▶ _Excerpted records_:
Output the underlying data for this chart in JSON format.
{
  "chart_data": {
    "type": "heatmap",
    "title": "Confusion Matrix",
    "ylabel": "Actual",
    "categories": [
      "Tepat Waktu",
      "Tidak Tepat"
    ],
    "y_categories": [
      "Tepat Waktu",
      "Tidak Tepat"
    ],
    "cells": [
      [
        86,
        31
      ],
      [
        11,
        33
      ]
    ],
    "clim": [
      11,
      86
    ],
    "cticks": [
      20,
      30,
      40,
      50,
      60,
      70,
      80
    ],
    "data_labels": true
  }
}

▶ _Problem statement_:
Copy out every line of the data above, exactly as given.

▶ _Output_:
Output the underlying data for this chart in JSON format.
{
  "chart_data": {
    "type": "heatmap",
    "title": "Confusion Matrix",
    "ylabel": "Actual",
    "categories": [
      "Tepat Waktu",
      "Tidak Tepat"
    ],
    "y_categories": [
      "Tepat Waktu",
      "Tidak Tepat"
    ],
    "cells": [
      [
        86,
        31
      ],
      [
        11,
        33
      ]
    ],
    "clim": [
      11,
      86
    ],
    "cticks": [
      20,
      30,
      40,
      50,
      60,
      70,
      80
    ],
    "data_labels": true
  }
}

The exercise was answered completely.